▸ **Supplied material**
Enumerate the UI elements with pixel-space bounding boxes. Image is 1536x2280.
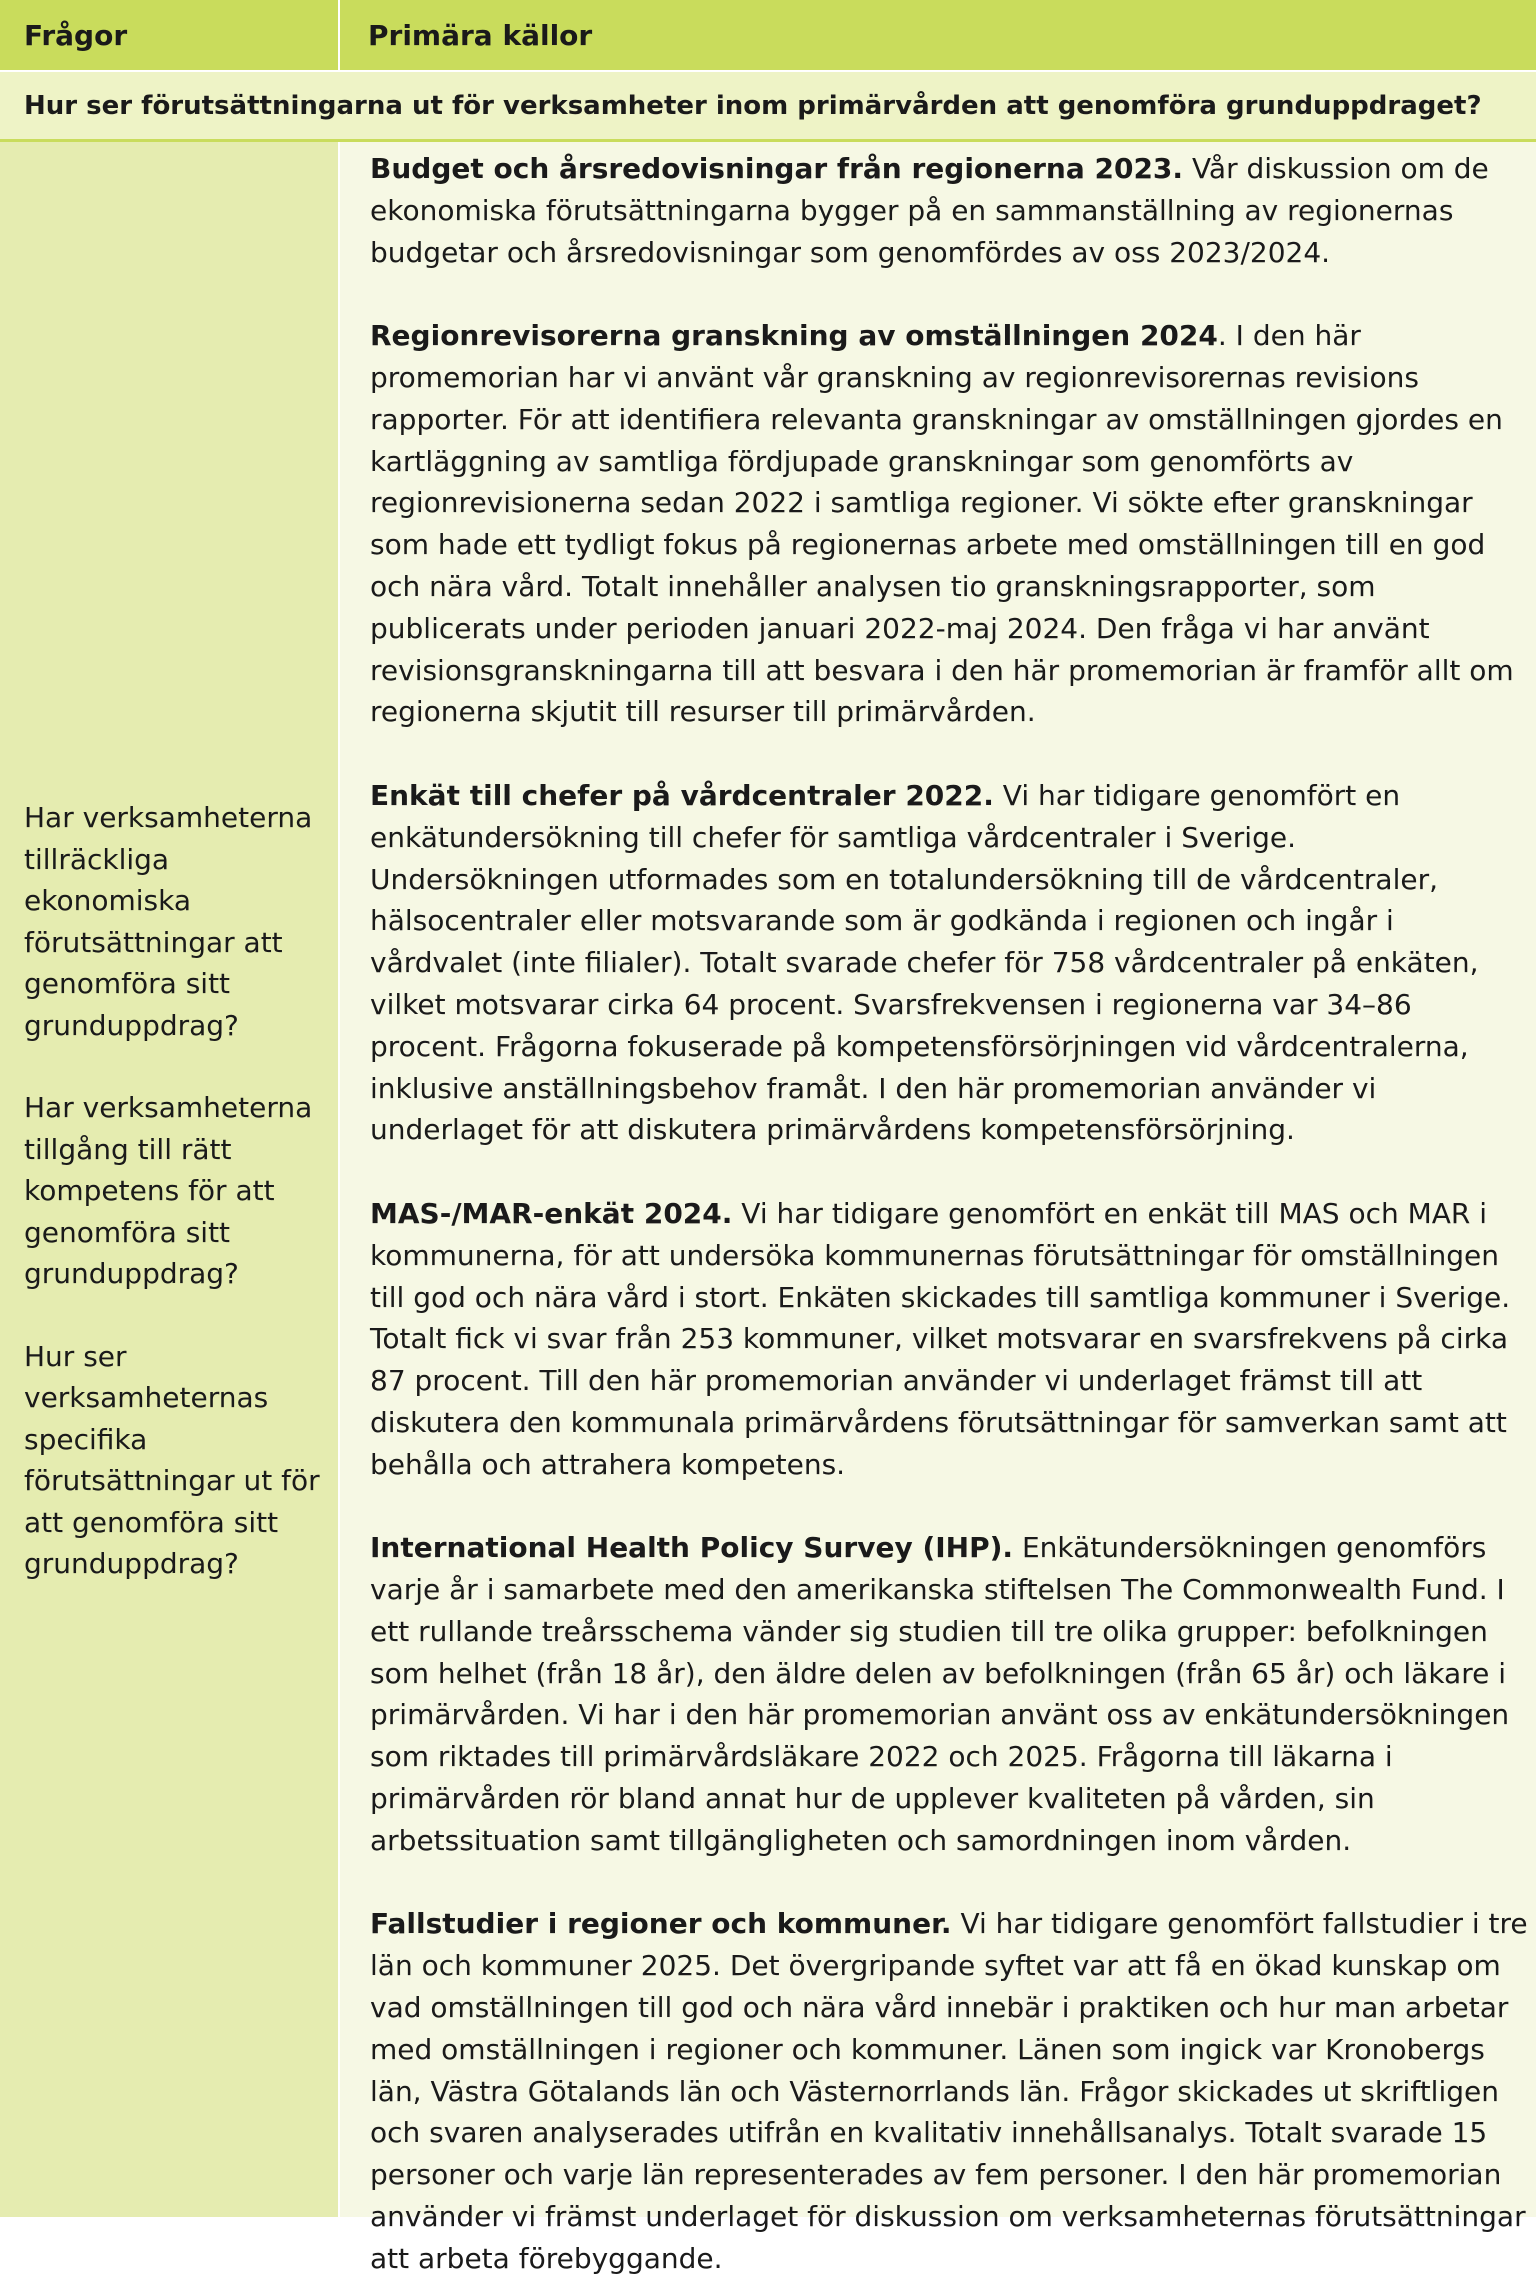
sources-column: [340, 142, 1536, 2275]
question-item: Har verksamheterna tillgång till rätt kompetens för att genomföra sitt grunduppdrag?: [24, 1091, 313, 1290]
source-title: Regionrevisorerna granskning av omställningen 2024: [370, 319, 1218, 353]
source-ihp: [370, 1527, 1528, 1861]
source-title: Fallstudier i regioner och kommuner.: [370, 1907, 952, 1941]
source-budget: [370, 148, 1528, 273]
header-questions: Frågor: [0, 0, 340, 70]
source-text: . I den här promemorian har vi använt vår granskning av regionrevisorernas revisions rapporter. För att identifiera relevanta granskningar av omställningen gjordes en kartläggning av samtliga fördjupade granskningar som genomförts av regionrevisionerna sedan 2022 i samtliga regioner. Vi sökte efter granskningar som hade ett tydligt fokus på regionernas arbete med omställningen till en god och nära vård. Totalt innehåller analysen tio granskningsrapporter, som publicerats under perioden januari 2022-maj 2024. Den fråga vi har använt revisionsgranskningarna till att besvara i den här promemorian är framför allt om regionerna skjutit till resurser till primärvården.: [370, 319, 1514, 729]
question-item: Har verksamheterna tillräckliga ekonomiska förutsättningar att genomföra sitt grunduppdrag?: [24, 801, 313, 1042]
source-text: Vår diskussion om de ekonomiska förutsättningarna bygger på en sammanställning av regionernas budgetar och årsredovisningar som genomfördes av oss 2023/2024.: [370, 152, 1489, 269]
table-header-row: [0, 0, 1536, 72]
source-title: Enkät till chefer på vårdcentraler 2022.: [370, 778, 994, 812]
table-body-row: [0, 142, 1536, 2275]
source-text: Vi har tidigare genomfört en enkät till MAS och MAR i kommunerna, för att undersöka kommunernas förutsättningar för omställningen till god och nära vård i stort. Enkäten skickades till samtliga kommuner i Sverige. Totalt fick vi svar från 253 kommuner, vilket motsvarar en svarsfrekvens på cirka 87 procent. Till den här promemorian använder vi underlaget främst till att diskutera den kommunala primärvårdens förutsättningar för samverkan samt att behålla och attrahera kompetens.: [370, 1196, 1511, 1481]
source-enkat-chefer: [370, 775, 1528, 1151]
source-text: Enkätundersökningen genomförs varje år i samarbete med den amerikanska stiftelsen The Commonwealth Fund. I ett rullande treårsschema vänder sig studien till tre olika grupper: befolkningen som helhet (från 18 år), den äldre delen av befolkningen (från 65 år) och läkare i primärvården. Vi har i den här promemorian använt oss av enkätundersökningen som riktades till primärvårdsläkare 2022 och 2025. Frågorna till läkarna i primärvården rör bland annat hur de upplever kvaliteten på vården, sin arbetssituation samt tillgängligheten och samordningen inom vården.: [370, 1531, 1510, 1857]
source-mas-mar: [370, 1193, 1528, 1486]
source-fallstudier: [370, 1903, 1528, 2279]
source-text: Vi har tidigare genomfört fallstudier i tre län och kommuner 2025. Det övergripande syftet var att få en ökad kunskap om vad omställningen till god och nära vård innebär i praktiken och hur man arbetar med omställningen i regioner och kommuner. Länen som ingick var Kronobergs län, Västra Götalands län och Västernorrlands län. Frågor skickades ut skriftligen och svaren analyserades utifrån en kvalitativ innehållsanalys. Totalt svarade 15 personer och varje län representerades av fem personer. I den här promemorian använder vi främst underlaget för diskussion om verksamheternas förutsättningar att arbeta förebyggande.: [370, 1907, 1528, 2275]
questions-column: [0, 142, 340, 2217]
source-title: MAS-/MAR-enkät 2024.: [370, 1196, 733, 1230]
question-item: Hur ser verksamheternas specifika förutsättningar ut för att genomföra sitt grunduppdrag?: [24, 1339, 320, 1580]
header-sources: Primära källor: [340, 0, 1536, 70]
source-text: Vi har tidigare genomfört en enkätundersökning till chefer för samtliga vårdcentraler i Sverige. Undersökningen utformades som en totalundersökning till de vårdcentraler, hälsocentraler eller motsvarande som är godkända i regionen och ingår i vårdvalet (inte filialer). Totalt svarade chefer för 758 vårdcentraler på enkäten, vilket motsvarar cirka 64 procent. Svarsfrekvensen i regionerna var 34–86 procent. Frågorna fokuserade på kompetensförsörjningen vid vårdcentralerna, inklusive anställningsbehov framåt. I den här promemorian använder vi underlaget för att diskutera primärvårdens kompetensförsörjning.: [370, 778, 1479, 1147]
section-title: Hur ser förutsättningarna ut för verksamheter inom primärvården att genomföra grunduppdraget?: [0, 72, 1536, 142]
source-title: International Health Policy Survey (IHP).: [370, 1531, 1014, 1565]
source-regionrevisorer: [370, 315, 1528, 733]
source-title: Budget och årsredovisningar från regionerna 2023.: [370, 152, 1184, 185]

▸ **Task statement**
Please produce an exact copy of the listing, omitting the pictures.

▸ **Result below**
Enumerate the UI elements with pixel-space bounding boxes. Image is 1536x2280.
sources-column: [340, 142, 1536, 2275]
question-item: Har verksamheterna tillgång till rätt kompetens för att genomföra sitt grunduppdrag?: [24, 1091, 313, 1290]
source-title: Regionrevisorerna granskning av omställningen 2024: [370, 319, 1218, 353]
source-ihp: [370, 1527, 1528, 1861]
source-title: Fallstudier i regioner och kommuner.: [370, 1907, 952, 1941]
source-budget: [370, 148, 1528, 273]
header-questions: Frågor: [0, 0, 340, 70]
source-text: . I den här promemorian har vi använt vår granskning av regionrevisorernas revisions rapporter. För att identifiera relevanta granskningar av omställningen gjordes en kartläggning av samtliga fördjupade granskningar som genomförts av regionrevisionerna sedan 2022 i samtliga regioner. Vi sökte efter granskningar som hade ett tydligt fokus på regionernas arbete med omställningen till en god och nära vård. Totalt innehåller analysen tio granskningsrapporter, som publicerats under perioden januari 2022-maj 2024. Den fråga vi har använt revisionsgranskningarna till att besvara i den här promemorian är framför allt om regionerna skjutit till resurser till primärvården.: [370, 319, 1514, 729]
question-item: Har verksamheterna tillräckliga ekonomiska förutsättningar att genomföra sitt grunduppdrag?: [24, 801, 313, 1042]
source-text: Vår diskussion om de ekonomiska förutsättningarna bygger på en sammanställning av regionernas budgetar och årsredovisningar som genomfördes av oss 2023/2024.: [370, 152, 1489, 269]
table-header-row: [0, 0, 1536, 72]
source-title: Enkät till chefer på vårdcentraler 2022.: [370, 778, 994, 812]
table-body-row: [0, 142, 1536, 2275]
source-text: Vi har tidigare genomfört en enkät till MAS och MAR i kommunerna, för att undersöka kommunernas förutsättningar för omställningen till god och nära vård i stort. Enkäten skickades till samtliga kommuner i Sverige. Totalt fick vi svar från 253 kommuner, vilket motsvarar en svarsfrekvens på cirka 87 procent. Till den här promemorian använder vi underlaget främst till att diskutera den kommunala primärvårdens förutsättningar för samverkan samt att behålla och attrahera kompetens.: [370, 1196, 1511, 1481]
source-enkat-chefer: [370, 775, 1528, 1151]
source-text: Enkätundersökningen genomförs varje år i samarbete med den amerikanska stiftelsen The Commonwealth Fund. I ett rullande treårsschema vänder sig studien till tre olika grupper: befolkningen som helhet (från 18 år), den äldre delen av befolkningen (från 65 år) och läkare i primärvården. Vi har i den här promemorian använt oss av enkätundersökningen som riktades till primärvårdsläkare 2022 och 2025. Frågorna till läkarna i primärvården rör bland annat hur de upplever kvaliteten på vården, sin arbetssituation samt tillgängligheten och samordningen inom vården.: [370, 1531, 1510, 1857]
source-mas-mar: [370, 1193, 1528, 1486]
source-fallstudier: [370, 1903, 1528, 2279]
source-text: Vi har tidigare genomfört fallstudier i tre län och kommuner 2025. Det övergripande syftet var att få en ökad kunskap om vad omställningen till god och nära vård innebär i praktiken och hur man arbetar med omställningen i regioner och kommuner. Länen som ingick var Kronobergs län, Västra Götalands län och Västernorrlands län. Frågor skickades ut skriftligen och svaren analyserades utifrån en kvalitativ innehållsanalys. Totalt svarade 15 personer och varje län representerades av fem personer. I den här promemorian använder vi främst underlaget för diskussion om verksamheternas förutsättningar att arbeta förebyggande.: [370, 1907, 1528, 2275]
questions-column: [0, 142, 340, 2217]
source-title: MAS-/MAR-enkät 2024.: [370, 1196, 733, 1230]
question-item: Hur ser verksamheternas specifika förutsättningar ut för att genomföra sitt grunduppdrag?: [24, 1339, 320, 1580]
header-sources: Primära källor: [340, 0, 1536, 70]
source-text: Vi har tidigare genomfört en enkätundersökning till chefer för samtliga vårdcentraler i Sverige. Undersökningen utformades som en totalundersökning till de vårdcentraler, hälsocentraler eller motsvarande som är godkända i regionen och ingår i vårdvalet (inte filialer). Totalt svarade chefer för 758 vårdcentraler på enkäten, vilket motsvarar cirka 64 procent. Svarsfrekvensen i regionerna var 34–86 procent. Frågorna fokuserade på kompetensförsörjningen vid vårdcentralerna, inklusive anställningsbehov framåt. I den här promemorian använder vi underlaget för att diskutera primärvårdens kompetensförsörjning.: [370, 778, 1479, 1147]
section-title: Hur ser förutsättningarna ut för verksamheter inom primärvården att genomföra grunduppdraget?: [0, 72, 1536, 142]
source-title: International Health Policy Survey (IHP).: [370, 1531, 1014, 1565]
source-regionrevisorer: [370, 315, 1528, 733]
source-title: Budget och årsredovisningar från regionerna 2023.: [370, 152, 1184, 185]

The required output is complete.